Items listed in a dataset:

_ _ _

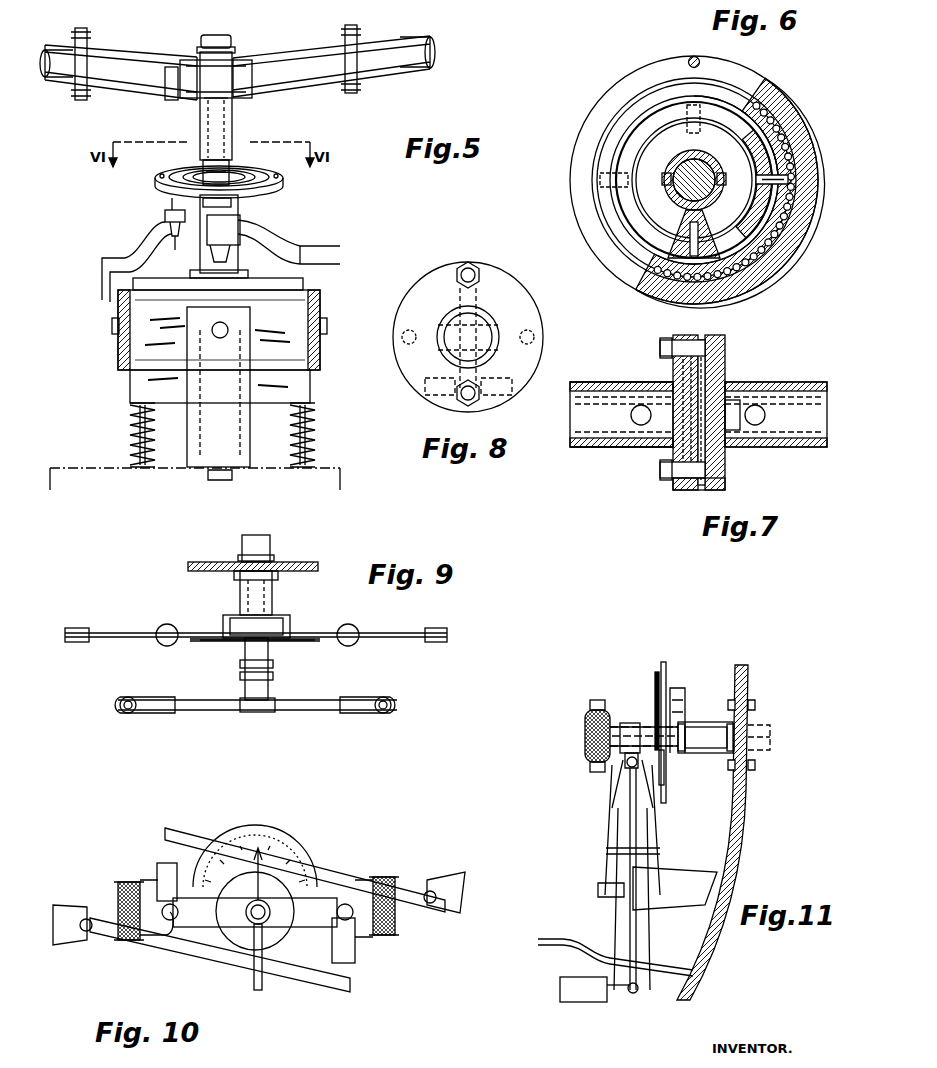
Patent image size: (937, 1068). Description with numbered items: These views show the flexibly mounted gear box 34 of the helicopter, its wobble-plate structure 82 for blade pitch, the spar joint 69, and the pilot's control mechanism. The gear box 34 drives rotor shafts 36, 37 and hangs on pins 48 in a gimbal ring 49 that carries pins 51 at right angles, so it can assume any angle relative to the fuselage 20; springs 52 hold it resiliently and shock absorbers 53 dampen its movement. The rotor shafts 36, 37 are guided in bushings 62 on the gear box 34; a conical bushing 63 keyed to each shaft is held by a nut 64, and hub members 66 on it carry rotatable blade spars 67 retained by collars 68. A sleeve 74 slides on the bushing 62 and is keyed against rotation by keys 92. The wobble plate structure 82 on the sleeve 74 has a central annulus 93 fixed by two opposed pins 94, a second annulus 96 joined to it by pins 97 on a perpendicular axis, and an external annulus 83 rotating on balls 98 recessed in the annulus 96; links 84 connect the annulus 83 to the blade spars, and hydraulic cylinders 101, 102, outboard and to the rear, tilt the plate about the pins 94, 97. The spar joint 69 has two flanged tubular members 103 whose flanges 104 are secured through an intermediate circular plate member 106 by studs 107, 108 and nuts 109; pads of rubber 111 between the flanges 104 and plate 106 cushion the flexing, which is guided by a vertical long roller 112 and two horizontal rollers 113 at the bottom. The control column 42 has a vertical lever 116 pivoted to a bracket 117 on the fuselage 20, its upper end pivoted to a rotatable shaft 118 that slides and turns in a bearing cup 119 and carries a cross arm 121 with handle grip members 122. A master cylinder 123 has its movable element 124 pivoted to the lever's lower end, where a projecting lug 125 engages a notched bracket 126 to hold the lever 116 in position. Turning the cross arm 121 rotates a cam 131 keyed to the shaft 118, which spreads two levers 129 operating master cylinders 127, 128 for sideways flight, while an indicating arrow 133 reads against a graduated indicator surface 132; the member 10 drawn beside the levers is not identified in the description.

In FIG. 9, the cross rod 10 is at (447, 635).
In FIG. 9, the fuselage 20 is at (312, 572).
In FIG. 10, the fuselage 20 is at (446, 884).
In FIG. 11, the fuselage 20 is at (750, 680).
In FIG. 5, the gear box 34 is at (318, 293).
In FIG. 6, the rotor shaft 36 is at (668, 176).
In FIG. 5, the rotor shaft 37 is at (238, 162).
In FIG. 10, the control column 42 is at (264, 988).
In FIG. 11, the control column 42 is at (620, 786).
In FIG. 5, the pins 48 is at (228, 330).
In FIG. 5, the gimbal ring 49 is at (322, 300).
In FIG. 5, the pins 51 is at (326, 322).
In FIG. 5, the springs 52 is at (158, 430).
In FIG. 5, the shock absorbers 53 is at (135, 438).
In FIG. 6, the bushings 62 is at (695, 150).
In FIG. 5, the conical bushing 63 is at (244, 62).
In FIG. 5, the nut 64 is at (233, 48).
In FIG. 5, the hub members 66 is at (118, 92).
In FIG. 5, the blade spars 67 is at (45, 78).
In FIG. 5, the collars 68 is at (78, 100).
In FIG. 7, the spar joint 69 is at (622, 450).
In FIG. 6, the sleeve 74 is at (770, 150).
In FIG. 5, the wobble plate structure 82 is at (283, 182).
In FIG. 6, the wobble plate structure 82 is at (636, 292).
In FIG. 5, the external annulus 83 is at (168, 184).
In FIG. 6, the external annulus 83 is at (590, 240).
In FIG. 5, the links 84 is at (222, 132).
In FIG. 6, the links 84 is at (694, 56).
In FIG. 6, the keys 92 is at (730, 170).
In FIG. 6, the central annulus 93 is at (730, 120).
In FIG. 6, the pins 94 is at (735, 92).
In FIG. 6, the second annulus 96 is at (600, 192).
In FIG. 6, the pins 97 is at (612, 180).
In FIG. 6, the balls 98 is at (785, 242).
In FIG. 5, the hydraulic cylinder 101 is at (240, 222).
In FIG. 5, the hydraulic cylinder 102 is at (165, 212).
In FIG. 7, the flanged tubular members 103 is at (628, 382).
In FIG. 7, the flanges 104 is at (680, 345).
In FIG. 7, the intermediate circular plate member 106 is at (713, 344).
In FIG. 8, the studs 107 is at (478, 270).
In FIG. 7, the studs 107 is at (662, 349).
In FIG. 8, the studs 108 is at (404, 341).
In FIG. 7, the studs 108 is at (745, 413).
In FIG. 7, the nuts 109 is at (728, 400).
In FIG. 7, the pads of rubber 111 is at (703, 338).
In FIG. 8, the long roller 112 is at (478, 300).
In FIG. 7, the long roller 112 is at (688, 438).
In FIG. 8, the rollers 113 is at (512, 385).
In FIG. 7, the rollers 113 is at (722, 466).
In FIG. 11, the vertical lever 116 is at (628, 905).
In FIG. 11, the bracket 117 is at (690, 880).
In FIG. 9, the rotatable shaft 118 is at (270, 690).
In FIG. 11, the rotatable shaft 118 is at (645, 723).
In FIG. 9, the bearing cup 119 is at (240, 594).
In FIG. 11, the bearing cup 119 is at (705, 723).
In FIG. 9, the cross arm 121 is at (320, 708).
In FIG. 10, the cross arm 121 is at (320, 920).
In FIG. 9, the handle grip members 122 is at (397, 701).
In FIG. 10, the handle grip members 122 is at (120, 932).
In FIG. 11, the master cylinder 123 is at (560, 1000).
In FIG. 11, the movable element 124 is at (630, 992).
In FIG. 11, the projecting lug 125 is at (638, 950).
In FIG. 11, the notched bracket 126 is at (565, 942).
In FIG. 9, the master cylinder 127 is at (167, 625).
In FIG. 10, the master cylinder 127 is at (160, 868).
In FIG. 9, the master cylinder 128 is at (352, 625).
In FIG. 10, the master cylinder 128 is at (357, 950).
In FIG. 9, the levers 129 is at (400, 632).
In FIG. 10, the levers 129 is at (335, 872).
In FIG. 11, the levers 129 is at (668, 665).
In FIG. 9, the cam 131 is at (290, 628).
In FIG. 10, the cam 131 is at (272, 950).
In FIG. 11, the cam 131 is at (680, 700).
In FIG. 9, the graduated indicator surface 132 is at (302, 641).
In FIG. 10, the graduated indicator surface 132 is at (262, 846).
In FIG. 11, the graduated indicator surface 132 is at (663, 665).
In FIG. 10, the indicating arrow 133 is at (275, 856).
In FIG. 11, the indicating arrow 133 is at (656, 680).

_ _ _

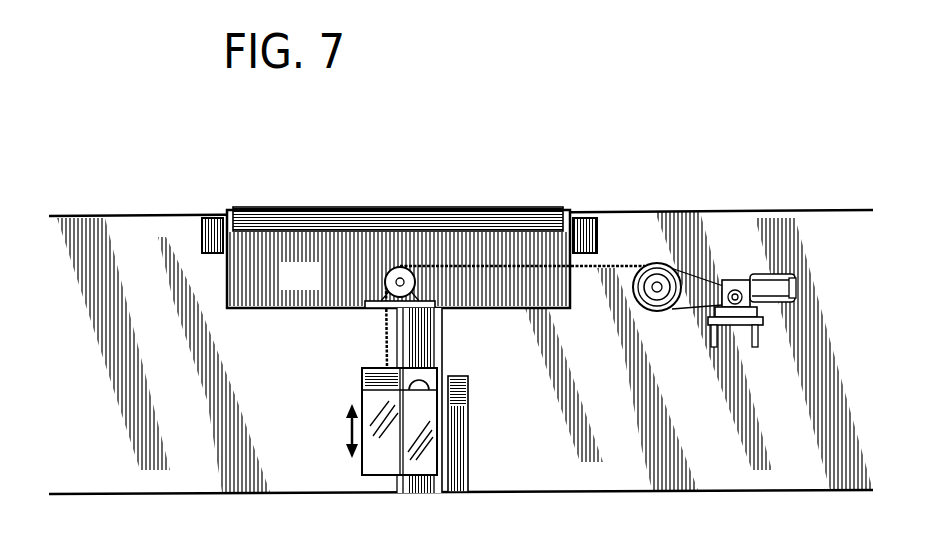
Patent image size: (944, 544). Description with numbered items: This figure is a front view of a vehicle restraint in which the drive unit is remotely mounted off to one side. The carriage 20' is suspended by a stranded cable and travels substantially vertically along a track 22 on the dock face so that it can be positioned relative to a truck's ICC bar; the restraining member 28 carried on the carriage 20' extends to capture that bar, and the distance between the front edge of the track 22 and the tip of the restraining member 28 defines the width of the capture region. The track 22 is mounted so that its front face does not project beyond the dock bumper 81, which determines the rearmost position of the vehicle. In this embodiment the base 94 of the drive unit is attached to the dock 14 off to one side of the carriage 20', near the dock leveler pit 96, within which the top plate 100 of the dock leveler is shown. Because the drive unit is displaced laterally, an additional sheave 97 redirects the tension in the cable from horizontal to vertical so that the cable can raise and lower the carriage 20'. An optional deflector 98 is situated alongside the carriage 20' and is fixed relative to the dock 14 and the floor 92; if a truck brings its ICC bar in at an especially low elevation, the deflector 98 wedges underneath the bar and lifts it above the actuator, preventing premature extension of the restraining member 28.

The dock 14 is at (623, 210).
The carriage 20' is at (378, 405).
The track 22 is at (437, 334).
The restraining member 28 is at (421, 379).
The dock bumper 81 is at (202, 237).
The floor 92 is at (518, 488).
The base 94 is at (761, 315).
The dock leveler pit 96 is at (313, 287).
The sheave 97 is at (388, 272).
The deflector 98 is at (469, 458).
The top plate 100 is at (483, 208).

_ _ _

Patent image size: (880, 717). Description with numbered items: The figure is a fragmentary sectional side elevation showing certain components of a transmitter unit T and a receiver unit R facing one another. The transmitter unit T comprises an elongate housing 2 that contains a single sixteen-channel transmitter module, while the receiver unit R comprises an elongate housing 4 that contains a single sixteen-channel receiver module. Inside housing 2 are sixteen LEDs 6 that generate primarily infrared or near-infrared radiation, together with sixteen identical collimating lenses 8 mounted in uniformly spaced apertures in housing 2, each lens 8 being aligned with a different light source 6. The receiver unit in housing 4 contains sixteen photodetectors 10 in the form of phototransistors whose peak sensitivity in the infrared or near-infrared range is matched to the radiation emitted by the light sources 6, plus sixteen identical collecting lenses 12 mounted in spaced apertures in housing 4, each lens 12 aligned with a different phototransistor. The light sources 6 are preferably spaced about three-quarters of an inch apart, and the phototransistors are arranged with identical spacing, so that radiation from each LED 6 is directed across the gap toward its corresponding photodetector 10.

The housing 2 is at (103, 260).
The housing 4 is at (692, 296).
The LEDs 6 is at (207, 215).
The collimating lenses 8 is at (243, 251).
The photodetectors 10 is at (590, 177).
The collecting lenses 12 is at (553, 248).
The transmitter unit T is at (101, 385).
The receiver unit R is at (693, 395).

_ _ _

Direction:
Please repeat, word for word, everything from the line containing "Patent image size: (944, 544)." down to the line containing "The top plate 100 is at (483, 208).", including both of those lines.

The output:
Patent image size: (944, 544). Description with numbered items: This figure is a front view of a vehicle restraint in which the drive unit is remotely mounted off to one side. The carriage 20' is suspended by a stranded cable and travels substantially vertically along a track 22 on the dock face so that it can be positioned relative to a truck's ICC bar; the restraining member 28 carried on the carriage 20' extends to capture that bar, and the distance between the front edge of the track 22 and the tip of the restraining member 28 defines the width of the capture region. The track 22 is mounted so that its front face does not project beyond the dock bumper 81, which determines the rearmost position of the vehicle. In this embodiment the base 94 of the drive unit is attached to the dock 14 off to one side of the carriage 20', near the dock leveler pit 96, within which the top plate 100 of the dock leveler is shown. Because the drive unit is displaced laterally, an additional sheave 97 redirects the tension in the cable from horizontal to vertical so that the cable can raise and lower the carriage 20'. An optional deflector 98 is situated alongside the carriage 20' and is fixed relative to the dock 14 and the floor 92; if a truck brings its ICC bar in at an especially low elevation, the deflector 98 wedges underneath the bar and lifts it above the actuator, preventing premature extension of the restraining member 28.

The dock 14 is at (623, 210).
The carriage 20' is at (378, 405).
The track 22 is at (437, 334).
The restraining member 28 is at (421, 379).
The dock bumper 81 is at (202, 237).
The floor 92 is at (518, 488).
The base 94 is at (761, 315).
The dock leveler pit 96 is at (313, 287).
The sheave 97 is at (388, 272).
The deflector 98 is at (469, 458).
The top plate 100 is at (483, 208).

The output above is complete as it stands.